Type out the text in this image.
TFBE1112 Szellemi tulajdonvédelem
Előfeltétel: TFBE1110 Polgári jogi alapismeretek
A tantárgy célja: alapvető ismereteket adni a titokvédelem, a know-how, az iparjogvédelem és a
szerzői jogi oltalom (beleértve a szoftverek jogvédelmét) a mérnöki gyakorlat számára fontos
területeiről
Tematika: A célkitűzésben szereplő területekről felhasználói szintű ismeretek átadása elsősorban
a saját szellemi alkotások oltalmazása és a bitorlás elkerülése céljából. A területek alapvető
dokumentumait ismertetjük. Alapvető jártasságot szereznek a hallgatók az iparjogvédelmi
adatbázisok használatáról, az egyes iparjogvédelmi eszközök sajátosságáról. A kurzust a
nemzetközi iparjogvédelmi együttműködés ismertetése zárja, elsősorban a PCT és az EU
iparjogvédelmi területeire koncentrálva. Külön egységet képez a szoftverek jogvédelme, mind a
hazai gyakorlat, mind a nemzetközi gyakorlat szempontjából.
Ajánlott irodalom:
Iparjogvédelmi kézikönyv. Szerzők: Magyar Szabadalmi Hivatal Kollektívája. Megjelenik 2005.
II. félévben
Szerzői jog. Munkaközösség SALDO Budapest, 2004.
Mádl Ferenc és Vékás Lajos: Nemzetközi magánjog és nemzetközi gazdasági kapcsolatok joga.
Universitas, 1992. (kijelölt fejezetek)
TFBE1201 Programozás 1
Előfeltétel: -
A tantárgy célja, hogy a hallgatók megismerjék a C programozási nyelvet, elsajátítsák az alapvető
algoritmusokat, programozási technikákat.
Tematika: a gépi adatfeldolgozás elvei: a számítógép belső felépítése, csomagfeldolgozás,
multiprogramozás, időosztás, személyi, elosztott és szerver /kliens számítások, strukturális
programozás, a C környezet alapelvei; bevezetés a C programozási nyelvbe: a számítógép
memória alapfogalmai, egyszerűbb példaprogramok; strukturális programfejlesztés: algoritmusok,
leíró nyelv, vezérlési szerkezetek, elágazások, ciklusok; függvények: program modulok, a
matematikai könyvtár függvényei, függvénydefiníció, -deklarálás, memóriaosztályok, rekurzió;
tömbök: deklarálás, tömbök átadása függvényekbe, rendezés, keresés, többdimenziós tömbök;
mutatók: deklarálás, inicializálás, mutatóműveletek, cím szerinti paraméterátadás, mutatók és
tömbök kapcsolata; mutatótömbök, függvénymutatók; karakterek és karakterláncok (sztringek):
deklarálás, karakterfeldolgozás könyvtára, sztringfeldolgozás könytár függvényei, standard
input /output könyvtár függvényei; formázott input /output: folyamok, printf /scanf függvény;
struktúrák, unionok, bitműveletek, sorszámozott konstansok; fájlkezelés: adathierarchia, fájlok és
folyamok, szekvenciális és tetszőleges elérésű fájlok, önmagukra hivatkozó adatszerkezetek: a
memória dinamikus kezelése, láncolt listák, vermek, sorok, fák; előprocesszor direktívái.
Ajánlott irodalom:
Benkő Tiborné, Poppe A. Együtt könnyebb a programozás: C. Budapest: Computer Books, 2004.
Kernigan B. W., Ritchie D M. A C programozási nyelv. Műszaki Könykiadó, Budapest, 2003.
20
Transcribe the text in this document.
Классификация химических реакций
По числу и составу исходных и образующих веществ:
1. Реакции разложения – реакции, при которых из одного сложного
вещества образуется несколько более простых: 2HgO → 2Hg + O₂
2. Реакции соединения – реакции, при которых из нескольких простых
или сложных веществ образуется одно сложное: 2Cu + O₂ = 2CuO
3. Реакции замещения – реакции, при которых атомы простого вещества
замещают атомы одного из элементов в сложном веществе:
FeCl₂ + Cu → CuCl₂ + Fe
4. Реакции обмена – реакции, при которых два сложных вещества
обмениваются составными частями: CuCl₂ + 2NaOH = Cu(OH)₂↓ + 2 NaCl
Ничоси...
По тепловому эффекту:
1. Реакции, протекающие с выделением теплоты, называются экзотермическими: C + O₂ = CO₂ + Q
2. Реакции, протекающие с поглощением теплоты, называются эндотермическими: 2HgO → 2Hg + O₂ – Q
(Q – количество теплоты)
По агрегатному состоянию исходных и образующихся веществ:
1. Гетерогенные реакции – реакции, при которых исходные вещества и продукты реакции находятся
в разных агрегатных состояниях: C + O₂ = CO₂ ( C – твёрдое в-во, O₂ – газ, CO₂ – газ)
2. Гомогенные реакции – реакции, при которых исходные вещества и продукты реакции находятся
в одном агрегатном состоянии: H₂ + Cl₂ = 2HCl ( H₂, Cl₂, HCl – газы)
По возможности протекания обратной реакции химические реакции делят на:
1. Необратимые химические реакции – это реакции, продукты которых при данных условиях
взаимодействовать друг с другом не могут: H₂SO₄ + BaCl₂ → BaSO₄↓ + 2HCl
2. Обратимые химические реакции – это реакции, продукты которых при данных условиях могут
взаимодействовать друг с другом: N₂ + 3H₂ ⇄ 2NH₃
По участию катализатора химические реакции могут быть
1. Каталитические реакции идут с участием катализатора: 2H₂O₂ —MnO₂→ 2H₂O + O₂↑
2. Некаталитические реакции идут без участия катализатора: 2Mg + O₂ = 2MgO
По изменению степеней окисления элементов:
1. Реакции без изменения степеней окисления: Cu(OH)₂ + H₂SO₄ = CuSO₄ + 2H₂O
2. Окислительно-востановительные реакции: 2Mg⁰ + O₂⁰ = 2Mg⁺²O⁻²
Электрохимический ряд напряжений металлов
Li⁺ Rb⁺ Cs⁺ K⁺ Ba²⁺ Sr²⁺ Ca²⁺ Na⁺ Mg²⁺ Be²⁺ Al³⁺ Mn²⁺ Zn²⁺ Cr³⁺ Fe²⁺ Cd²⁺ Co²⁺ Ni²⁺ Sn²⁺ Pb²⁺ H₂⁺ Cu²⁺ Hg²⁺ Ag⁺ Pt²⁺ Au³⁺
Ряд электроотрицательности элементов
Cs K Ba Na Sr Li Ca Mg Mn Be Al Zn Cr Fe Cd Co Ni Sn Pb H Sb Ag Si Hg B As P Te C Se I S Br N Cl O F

============================================================

WHAT IS EXPECTED: How many of the lines above hold the word "условиях"? Give only that number.

RESULT OF THIS TASK: 2